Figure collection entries
┏━━

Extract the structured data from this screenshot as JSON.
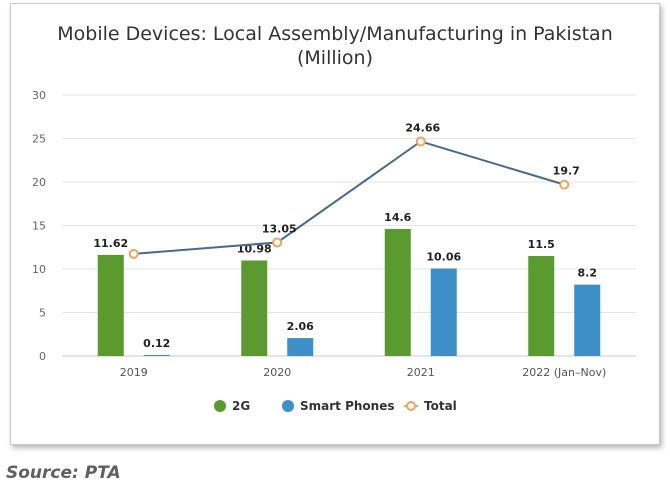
{
  "chart_data": {
    "type": "bar",
    "title": "Mobile Devices: Local Assembly/Manufacturing in Pakistan",
    "subtitle": "(Million)",
    "categories": [
      "2019",
      "2020",
      "2021",
      "2022 (Jan–Nov)"
    ],
    "series": [
      {
        "name": "2G",
        "type": "bar",
        "values": [
          11.62,
          10.98,
          14.6,
          11.5
        ],
        "labels": [
          "11.62",
          "10.98",
          "14.6",
          "11.5"
        ],
        "color": "#5b9a2e"
      },
      {
        "name": "Smart Phones",
        "type": "bar",
        "values": [
          0.12,
          2.06,
          10.06,
          8.2
        ],
        "labels": [
          "0.12",
          "2.06",
          "10.06",
          "8.2"
        ],
        "color": "#3d8fc7"
      },
      {
        "name": "Total",
        "type": "line",
        "values": [
          11.74,
          13.05,
          24.66,
          19.7
        ],
        "labels": [
          "",
          "13.05",
          "24.66",
          "19.7"
        ],
        "color": "#4a6a8c",
        "marker_color": "#f5a25d"
      }
    ],
    "ylim": [
      0,
      30
    ],
    "yticks": [
      0,
      5,
      10,
      15,
      20,
      25,
      30
    ],
    "grid": true,
    "legend_position": "bottom"
  },
  "source": "Source: PTA"
}
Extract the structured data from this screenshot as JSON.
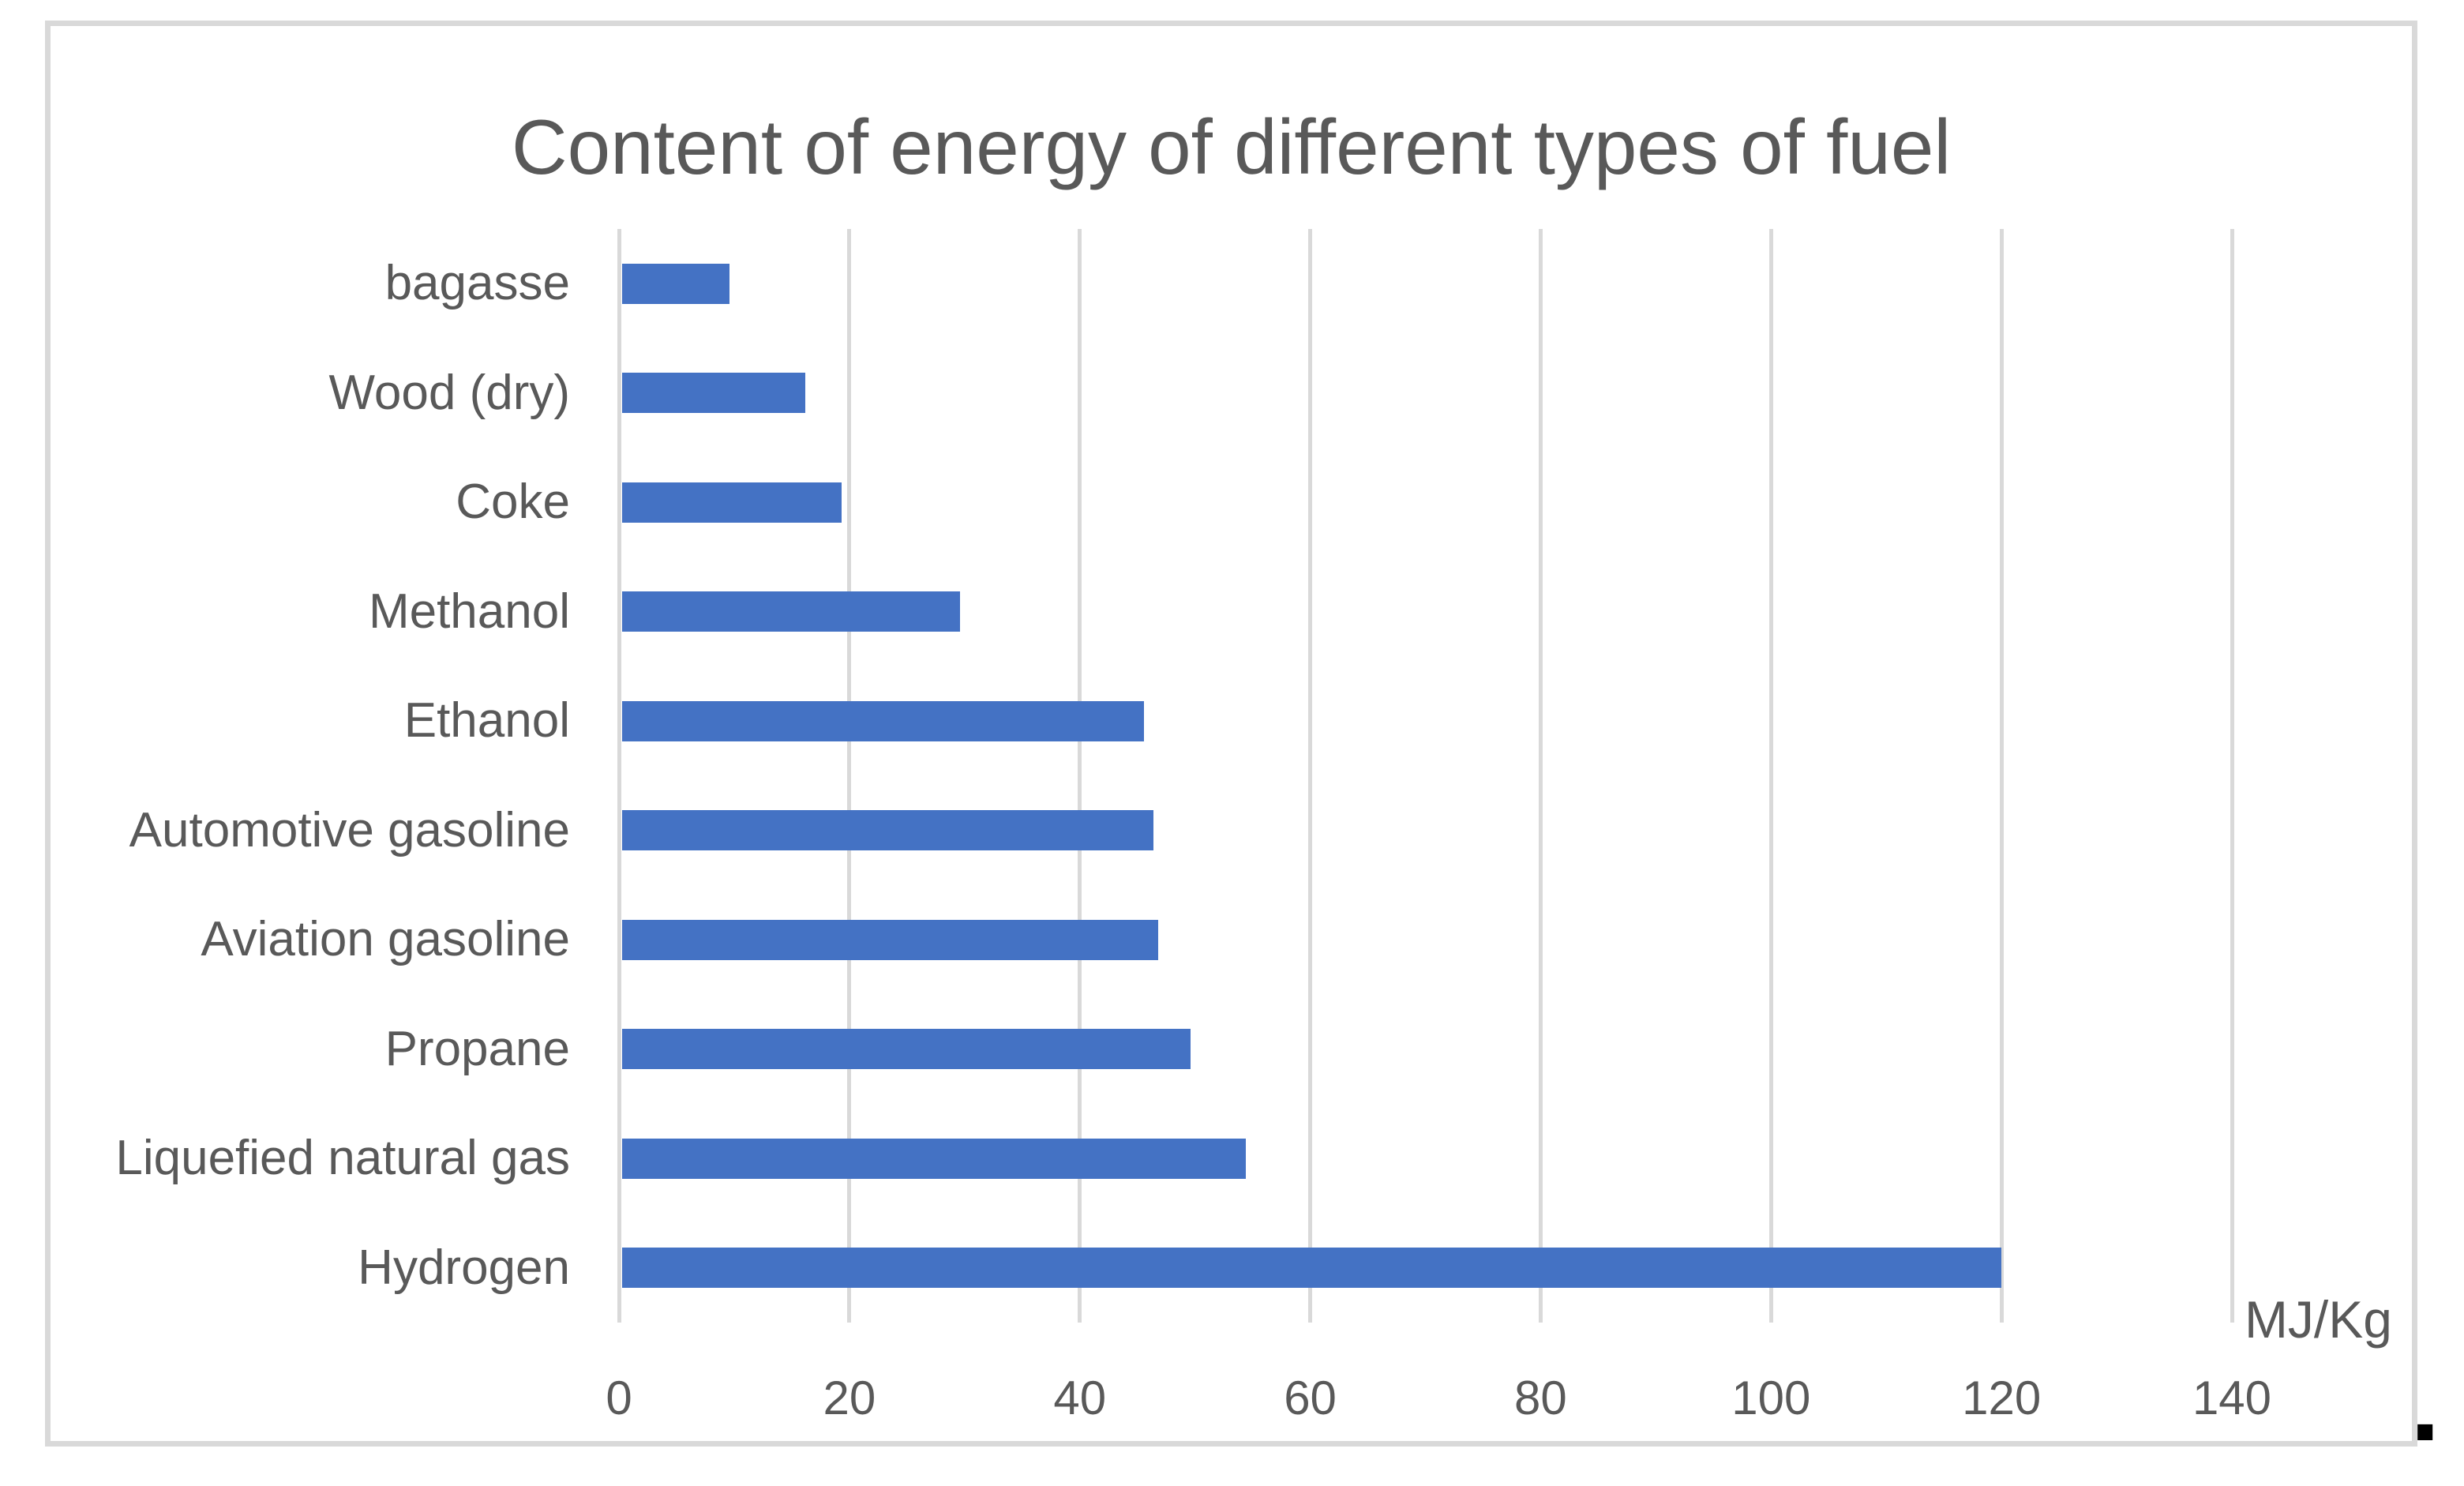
{
  "chart_data": {
    "type": "bar",
    "orientation": "horizontal",
    "title": "Content of energy of different types of fuel",
    "xlabel": "MJ/Kg",
    "ylabel": "",
    "xlim": [
      0,
      140
    ],
    "x_ticks": [
      0,
      20,
      40,
      60,
      80,
      100,
      120,
      140
    ],
    "grid": true,
    "legend": "none",
    "categories": [
      "bagasse",
      "Wood (dry)",
      "Coke",
      "Methanol",
      "Ethanol",
      "Automotive gasoline",
      "Aviation gasoline",
      "Propane",
      "Liquefied natural gas",
      "Hydrogen"
    ],
    "values": [
      9.6,
      16.2,
      19.3,
      29.6,
      45.6,
      46.4,
      46.8,
      49.6,
      54.4,
      120
    ],
    "colors": {
      "bar": "#4472C4",
      "gridline": "#D9D9D9",
      "border": "#D9D9D9",
      "text": "#595959"
    }
  },
  "footer": {
    "trailing_period": "."
  }
}
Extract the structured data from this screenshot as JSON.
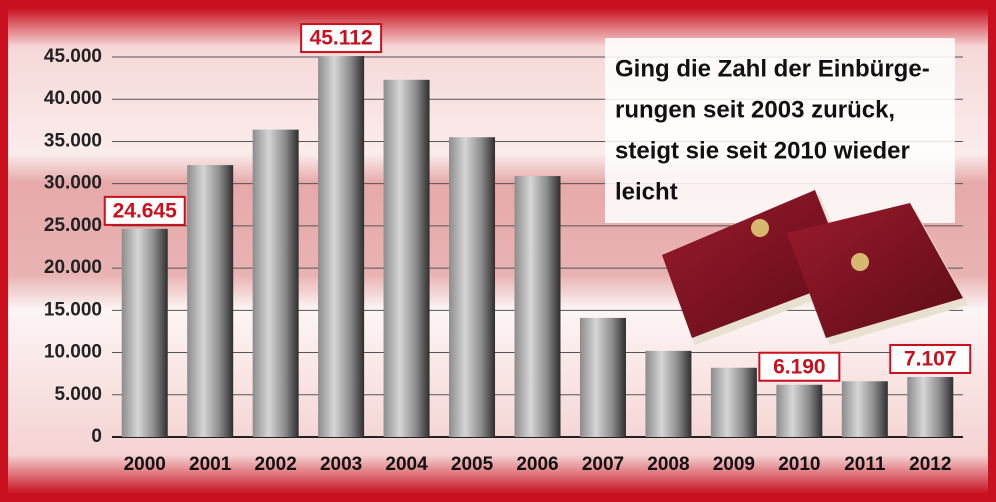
{
  "chart_data": {
    "type": "bar",
    "categories": [
      "2000",
      "2001",
      "2002",
      "2003",
      "2004",
      "2005",
      "2006",
      "2007",
      "2008",
      "2009",
      "2010",
      "2011",
      "2012"
    ],
    "values": [
      24645,
      32200,
      36400,
      45112,
      42300,
      35500,
      30900,
      14100,
      10200,
      8200,
      6190,
      6600,
      7107
    ],
    "value_labels": [
      "24.645",
      null,
      null,
      "45.112",
      null,
      null,
      null,
      null,
      null,
      null,
      "6.190",
      null,
      "7.107"
    ],
    "color": "#8c8c8c",
    "ylim": [
      0,
      45000
    ],
    "yticks": [
      0,
      {
        "value": 5000,
        "label": "5.000"
      },
      {
        "value": 10000,
        "label": "10.000"
      },
      {
        "value": 15000,
        "label": "15.000"
      },
      {
        "value": 20000,
        "label": "20.000"
      },
      {
        "value": 25000,
        "label": "25.000"
      },
      {
        "value": 30000,
        "label": "30.000"
      },
      {
        "value": 35000,
        "label": "35.000"
      },
      {
        "value": 40000,
        "label": "40.000"
      },
      {
        "value": 45000,
        "label": "45.000"
      }
    ],
    "grid": true,
    "annotation": [
      "Ging die Zahl der Einbürge-",
      "rungen seit 2003 zurück,",
      "steigt sie seit 2010 wieder",
      "leicht"
    ]
  }
}
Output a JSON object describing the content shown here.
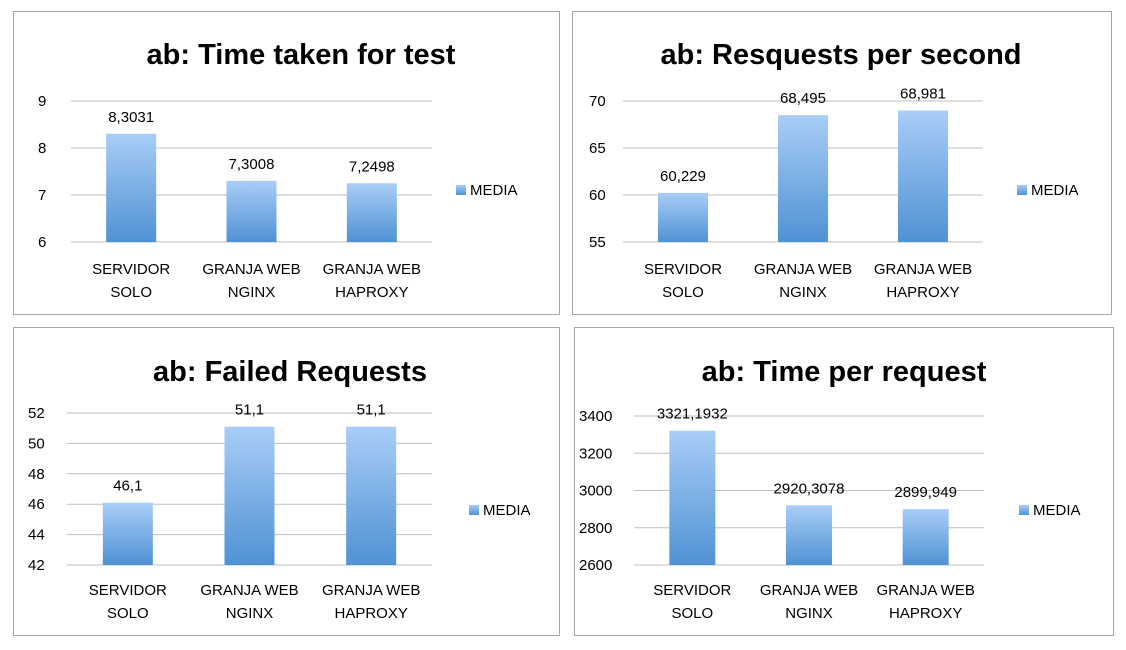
{
  "chart_data": [
    {
      "type": "bar",
      "title": "ab: Time taken for test",
      "categories": [
        [
          "SERVIDOR",
          "SOLO"
        ],
        [
          "GRANJA WEB",
          "NGINX"
        ],
        [
          "GRANJA WEB",
          "HAPROXY"
        ]
      ],
      "series": [
        {
          "name": "MEDIA",
          "values": [
            8.3031,
            7.3008,
            7.2498
          ]
        }
      ],
      "data_labels": [
        "8,3031",
        "7,3008",
        "7,2498"
      ],
      "ylim": [
        6,
        9
      ],
      "yticks": [
        6,
        7,
        8,
        9
      ],
      "ytick_labels": [
        "6",
        "7",
        "8",
        "9"
      ],
      "grid": true,
      "legend": "right"
    },
    {
      "type": "bar",
      "title": "ab: Resquests per second",
      "categories": [
        [
          "SERVIDOR",
          "SOLO"
        ],
        [
          "GRANJA WEB",
          "NGINX"
        ],
        [
          "GRANJA WEB",
          "HAPROXY"
        ]
      ],
      "series": [
        {
          "name": "MEDIA",
          "values": [
            60.229,
            68.495,
            68.981
          ]
        }
      ],
      "data_labels": [
        "60,229",
        "68,495",
        "68,981"
      ],
      "ylim": [
        55,
        70
      ],
      "yticks": [
        55,
        60,
        65,
        70
      ],
      "ytick_labels": [
        "55",
        "60",
        "65",
        "70"
      ],
      "grid": true,
      "legend": "right"
    },
    {
      "type": "bar",
      "title": "ab: Failed Requests",
      "categories": [
        [
          "SERVIDOR",
          "SOLO"
        ],
        [
          "GRANJA WEB",
          "NGINX"
        ],
        [
          "GRANJA WEB",
          "HAPROXY"
        ]
      ],
      "series": [
        {
          "name": "MEDIA",
          "values": [
            46.1,
            51.1,
            51.1
          ]
        }
      ],
      "data_labels": [
        "46,1",
        "51,1",
        "51,1"
      ],
      "ylim": [
        42,
        52
      ],
      "yticks": [
        42,
        44,
        46,
        48,
        50,
        52
      ],
      "ytick_labels": [
        "42",
        "44",
        "46",
        "48",
        "50",
        "52"
      ],
      "grid": true,
      "legend": "right"
    },
    {
      "type": "bar",
      "title": "ab: Time per request",
      "categories": [
        [
          "SERVIDOR",
          "SOLO"
        ],
        [
          "GRANJA WEB",
          "NGINX"
        ],
        [
          "GRANJA WEB",
          "HAPROXY"
        ]
      ],
      "series": [
        {
          "name": "MEDIA",
          "values": [
            3321.1932,
            2920.3078,
            2899.949
          ]
        }
      ],
      "data_labels": [
        "3321,1932",
        "2920,3078",
        "2899,949"
      ],
      "ylim": [
        2600,
        3400
      ],
      "yticks": [
        2600,
        2800,
        3000,
        3200,
        3400
      ],
      "ytick_labels": [
        "2600",
        "2800",
        "3000",
        "3200",
        "3400"
      ],
      "grid": true,
      "legend": "right"
    }
  ],
  "colors": {
    "bar_top": "#a9cdf7",
    "bar_bottom": "#4f92d4",
    "grid": "#bfbfbf",
    "border": "#a6a6a6"
  }
}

┗━━

**WORK TO BE COMPLETED:** Restate the records above in full, word for word. Keep pictures out.

**SOLUTION FOR THIS EXERCISE:**
Extract the structured data from this screenshot as JSON.
{
  "chart_data": {
    "type": "bar",
    "title": "Mobile Devices: Local Assembly/Manufacturing in Pakistan",
    "subtitle": "(Million)",
    "categories": [
      "2019",
      "2020",
      "2021",
      "2022 (Jan–Nov)"
    ],
    "series": [
      {
        "name": "2G",
        "type": "bar",
        "values": [
          11.62,
          10.98,
          14.6,
          11.5
        ],
        "labels": [
          "11.62",
          "10.98",
          "14.6",
          "11.5"
        ],
        "color": "#5b9a2e"
      },
      {
        "name": "Smart Phones",
        "type": "bar",
        "values": [
          0.12,
          2.06,
          10.06,
          8.2
        ],
        "labels": [
          "0.12",
          "2.06",
          "10.06",
          "8.2"
        ],
        "color": "#3d8fc7"
      },
      {
        "name": "Total",
        "type": "line",
        "values": [
          11.74,
          13.05,
          24.66,
          19.7
        ],
        "labels": [
          "",
          "13.05",
          "24.66",
          "19.7"
        ],
        "color": "#4a6a8c",
        "marker_color": "#f5a25d"
      }
    ],
    "ylim": [
      0,
      30
    ],
    "yticks": [
      0,
      5,
      10,
      15,
      20,
      25,
      30
    ],
    "grid": true,
    "legend_position": "bottom"
  },
  "source": "Source: PTA"
}
Extract the structured data from this screenshot as JSON.
{
  "chart_data": {
    "type": "bar",
    "orientation": "horizontal",
    "title": "Content of energy of different types of fuel",
    "xlabel": "MJ/Kg",
    "ylabel": "",
    "xlim": [
      0,
      140
    ],
    "x_ticks": [
      0,
      20,
      40,
      60,
      80,
      100,
      120,
      140
    ],
    "grid": true,
    "legend": "none",
    "categories": [
      "bagasse",
      "Wood (dry)",
      "Coke",
      "Methanol",
      "Ethanol",
      "Automotive gasoline",
      "Aviation gasoline",
      "Propane",
      "Liquefied natural gas",
      "Hydrogen"
    ],
    "values": [
      9.6,
      16.2,
      19.3,
      29.6,
      45.6,
      46.4,
      46.8,
      49.6,
      54.4,
      120
    ],
    "colors": {
      "bar": "#4472C4",
      "gridline": "#D9D9D9",
      "border": "#D9D9D9",
      "text": "#595959"
    }
  },
  "footer": {
    "trailing_period": "."
  }
}
Extract the structured data from this screenshot as JSON.
{
  "chart_data": {
    "type": "bar",
    "categories": [
      "2000",
      "2001",
      "2002",
      "2003",
      "2004",
      "2005",
      "2006",
      "2007",
      "2008",
      "2009",
      "2010",
      "2011",
      "2012"
    ],
    "values": [
      24645,
      32200,
      36400,
      45112,
      42300,
      35500,
      30900,
      14100,
      10200,
      8200,
      6190,
      6600,
      7107
    ],
    "value_labels": [
      "24.645",
      null,
      null,
      "45.112",
      null,
      null,
      null,
      null,
      null,
      null,
      "6.190",
      null,
      "7.107"
    ],
    "color": "#8c8c8c",
    "ylim": [
      0,
      45000
    ],
    "yticks": [
      0,
      {
        "value": 5000,
        "label": "5.000"
      },
      {
        "value": 10000,
        "label": "10.000"
      },
      {
        "value": 15000,
        "label": "15.000"
      },
      {
        "value": 20000,
        "label": "20.000"
      },
      {
        "value": 25000,
        "label": "25.000"
      },
      {
        "value": 30000,
        "label": "30.000"
      },
      {
        "value": 35000,
        "label": "35.000"
      },
      {
        "value": 40000,
        "label": "40.000"
      },
      {
        "value": 45000,
        "label": "45.000"
      }
    ],
    "grid": true,
    "annotation": [
      "Ging die Zahl der Einbürge-",
      "rungen seit 2003 zurück,",
      "steigt sie seit 2010 wieder",
      "leicht"
    ]
  }
}
Output a JSON object describing the content shown here.
{
  "chart_data": [
    {
      "type": "bar",
      "title": "ab: Time taken for test",
      "categories": [
        [
          "SERVIDOR",
          "SOLO"
        ],
        [
          "GRANJA WEB",
          "NGINX"
        ],
        [
          "GRANJA WEB",
          "HAPROXY"
        ]
      ],
      "series": [
        {
          "name": "MEDIA",
          "values": [
            8.3031,
            7.3008,
            7.2498
          ]
        }
      ],
      "data_labels": [
        "8,3031",
        "7,3008",
        "7,2498"
      ],
      "ylim": [
        6,
        9
      ],
      "yticks": [
        6,
        7,
        8,
        9
      ],
      "ytick_labels": [
        "6",
        "7",
        "8",
        "9"
      ],
      "grid": true,
      "legend": "right"
    },
    {
      "type": "bar",
      "title": "ab: Resquests per second",
      "categories": [
        [
          "SERVIDOR",
          "SOLO"
        ],
        [
          "GRANJA WEB",
          "NGINX"
        ],
        [
          "GRANJA WEB",
          "HAPROXY"
        ]
      ],
      "series": [
        {
          "name": "MEDIA",
          "values": [
            60.229,
            68.495,
            68.981
          ]
        }
      ],
      "data_labels": [
        "60,229",
        "68,495",
        "68,981"
      ],
      "ylim": [
        55,
        70
      ],
      "yticks": [
        55,
        60,
        65,
        70
      ],
      "ytick_labels": [
        "55",
        "60",
        "65",
        "70"
      ],
      "grid": true,
      "legend": "right"
    },
    {
      "type": "bar",
      "title": "ab: Failed Requests",
      "categories": [
        [
          "SERVIDOR",
          "SOLO"
        ],
        [
          "GRANJA WEB",
          "NGINX"
        ],
        [
          "GRANJA WEB",
          "HAPROXY"
        ]
      ],
      "series": [
        {
          "name": "MEDIA",
          "values": [
            46.1,
            51.1,
            51.1
          ]
        }
      ],
      "data_labels": [
        "46,1",
        "51,1",
        "51,1"
      ],
      "ylim": [
        42,
        52
      ],
      "yticks": [
        42,
        44,
        46,
        48,
        50,
        52
      ],
      "ytick_labels": [
        "42",
        "44",
        "46",
        "48",
        "50",
        "52"
      ],
      "grid": true,
      "legend": "right"
    },
    {
      "type": "bar",
      "title": "ab: Time per request",
      "categories": [
        [
          "SERVIDOR",
          "SOLO"
        ],
        [
          "GRANJA WEB",
          "NGINX"
        ],
        [
          "GRANJA WEB",
          "HAPROXY"
        ]
      ],
      "series": [
        {
          "name": "MEDIA",
          "values": [
            3321.1932,
            2920.3078,
            2899.949
          ]
        }
      ],
      "data_labels": [
        "3321,1932",
        "2920,3078",
        "2899,949"
      ],
      "ylim": [
        2600,
        3400
      ],
      "yticks": [
        2600,
        2800,
        3000,
        3200,
        3400
      ],
      "ytick_labels": [
        "2600",
        "2800",
        "3000",
        "3200",
        "3400"
      ],
      "grid": true,
      "legend": "right"
    }
  ],
  "colors": {
    "bar_top": "#a9cdf7",
    "bar_bottom": "#4f92d4",
    "grid": "#bfbfbf",
    "border": "#a6a6a6"
  }
}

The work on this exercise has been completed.